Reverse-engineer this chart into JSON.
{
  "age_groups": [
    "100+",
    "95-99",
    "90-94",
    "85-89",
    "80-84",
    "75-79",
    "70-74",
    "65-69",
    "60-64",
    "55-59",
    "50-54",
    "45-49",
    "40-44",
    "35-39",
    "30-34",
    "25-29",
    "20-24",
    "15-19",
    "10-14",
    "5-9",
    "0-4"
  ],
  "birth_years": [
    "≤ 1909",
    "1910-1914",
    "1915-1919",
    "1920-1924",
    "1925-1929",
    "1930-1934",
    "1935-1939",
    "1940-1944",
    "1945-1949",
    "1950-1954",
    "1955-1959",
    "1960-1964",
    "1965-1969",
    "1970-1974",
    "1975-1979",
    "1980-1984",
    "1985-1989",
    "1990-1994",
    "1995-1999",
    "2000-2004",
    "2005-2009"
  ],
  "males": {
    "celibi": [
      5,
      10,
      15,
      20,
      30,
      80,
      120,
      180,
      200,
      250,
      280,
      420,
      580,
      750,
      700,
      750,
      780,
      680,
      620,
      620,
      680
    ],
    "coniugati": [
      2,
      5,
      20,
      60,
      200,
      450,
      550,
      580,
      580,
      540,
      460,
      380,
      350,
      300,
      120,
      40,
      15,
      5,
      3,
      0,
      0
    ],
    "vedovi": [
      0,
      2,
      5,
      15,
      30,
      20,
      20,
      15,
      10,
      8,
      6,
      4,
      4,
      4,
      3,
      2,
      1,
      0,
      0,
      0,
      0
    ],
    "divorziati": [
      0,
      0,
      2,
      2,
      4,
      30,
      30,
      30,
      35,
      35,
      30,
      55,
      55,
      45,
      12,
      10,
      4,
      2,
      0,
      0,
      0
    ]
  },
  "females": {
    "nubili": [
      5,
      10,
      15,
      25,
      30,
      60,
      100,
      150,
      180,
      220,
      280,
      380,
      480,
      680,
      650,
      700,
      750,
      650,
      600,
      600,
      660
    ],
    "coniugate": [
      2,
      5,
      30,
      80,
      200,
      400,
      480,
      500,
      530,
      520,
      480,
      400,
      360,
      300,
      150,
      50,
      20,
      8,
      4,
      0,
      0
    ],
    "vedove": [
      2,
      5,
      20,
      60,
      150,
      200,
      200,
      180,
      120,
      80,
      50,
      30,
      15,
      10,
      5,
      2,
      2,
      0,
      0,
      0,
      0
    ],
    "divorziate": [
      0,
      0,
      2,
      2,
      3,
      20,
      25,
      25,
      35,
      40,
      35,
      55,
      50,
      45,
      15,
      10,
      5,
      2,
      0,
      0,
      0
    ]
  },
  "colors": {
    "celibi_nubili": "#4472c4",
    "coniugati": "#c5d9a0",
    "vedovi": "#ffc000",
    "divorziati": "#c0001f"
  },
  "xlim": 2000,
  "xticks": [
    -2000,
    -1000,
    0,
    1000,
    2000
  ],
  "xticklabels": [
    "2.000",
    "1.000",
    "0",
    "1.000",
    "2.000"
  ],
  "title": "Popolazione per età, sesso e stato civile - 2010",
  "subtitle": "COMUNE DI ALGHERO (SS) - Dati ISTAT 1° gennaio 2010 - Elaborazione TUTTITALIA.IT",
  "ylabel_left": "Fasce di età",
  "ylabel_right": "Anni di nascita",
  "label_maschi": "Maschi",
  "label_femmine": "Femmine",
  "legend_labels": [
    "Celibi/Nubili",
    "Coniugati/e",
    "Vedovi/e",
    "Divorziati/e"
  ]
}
= = =
Reproduce the material above without altering a single character.

Reverse-engineer this chart into JSON.
{
  "age_groups": [
    "100+",
    "95-99",
    "90-94",
    "85-89",
    "80-84",
    "75-79",
    "70-74",
    "65-69",
    "60-64",
    "55-59",
    "50-54",
    "45-49",
    "40-44",
    "35-39",
    "30-34",
    "25-29",
    "20-24",
    "15-19",
    "10-14",
    "5-9",
    "0-4"
  ],
  "birth_years": [
    "≤ 1909",
    "1910-1914",
    "1915-1919",
    "1920-1924",
    "1925-1929",
    "1930-1934",
    "1935-1939",
    "1940-1944",
    "1945-1949",
    "1950-1954",
    "1955-1959",
    "1960-1964",
    "1965-1969",
    "1970-1974",
    "1975-1979",
    "1980-1984",
    "1985-1989",
    "1990-1994",
    "1995-1999",
    "2000-2004",
    "2005-2009"
  ],
  "males": {
    "celibi": [
      5,
      10,
      15,
      20,
      30,
      80,
      120,
      180,
      200,
      250,
      280,
      420,
      580,
      750,
      700,
      750,
      780,
      680,
      620,
      620,
      680
    ],
    "coniugati": [
      2,
      5,
      20,
      60,
      200,
      450,
      550,
      580,
      580,
      540,
      460,
      380,
      350,
      300,
      120,
      40,
      15,
      5,
      3,
      0,
      0
    ],
    "vedovi": [
      0,
      2,
      5,
      15,
      30,
      20,
      20,
      15,
      10,
      8,
      6,
      4,
      4,
      4,
      3,
      2,
      1,
      0,
      0,
      0,
      0
    ],
    "divorziati": [
      0,
      0,
      2,
      2,
      4,
      30,
      30,
      30,
      35,
      35,
      30,
      55,
      55,
      45,
      12,
      10,
      4,
      2,
      0,
      0,
      0
    ]
  },
  "females": {
    "nubili": [
      5,
      10,
      15,
      25,
      30,
      60,
      100,
      150,
      180,
      220,
      280,
      380,
      480,
      680,
      650,
      700,
      750,
      650,
      600,
      600,
      660
    ],
    "coniugate": [
      2,
      5,
      30,
      80,
      200,
      400,
      480,
      500,
      530,
      520,
      480,
      400,
      360,
      300,
      150,
      50,
      20,
      8,
      4,
      0,
      0
    ],
    "vedove": [
      2,
      5,
      20,
      60,
      150,
      200,
      200,
      180,
      120,
      80,
      50,
      30,
      15,
      10,
      5,
      2,
      2,
      0,
      0,
      0,
      0
    ],
    "divorziate": [
      0,
      0,
      2,
      2,
      3,
      20,
      25,
      25,
      35,
      40,
      35,
      55,
      50,
      45,
      15,
      10,
      5,
      2,
      0,
      0,
      0
    ]
  },
  "colors": {
    "celibi_nubili": "#4472c4",
    "coniugati": "#c5d9a0",
    "vedovi": "#ffc000",
    "divorziati": "#c0001f"
  },
  "xlim": 2000,
  "xticks": [
    -2000,
    -1000,
    0,
    1000,
    2000
  ],
  "xticklabels": [
    "2.000",
    "1.000",
    "0",
    "1.000",
    "2.000"
  ],
  "title": "Popolazione per età, sesso e stato civile - 2010",
  "subtitle": "COMUNE DI ALGHERO (SS) - Dati ISTAT 1° gennaio 2010 - Elaborazione TUTTITALIA.IT",
  "ylabel_left": "Fasce di età",
  "ylabel_right": "Anni di nascita",
  "label_maschi": "Maschi",
  "label_femmine": "Femmine",
  "legend_labels": [
    "Celibi/Nubili",
    "Coniugati/e",
    "Vedovi/e",
    "Divorziati/e"
  ]
}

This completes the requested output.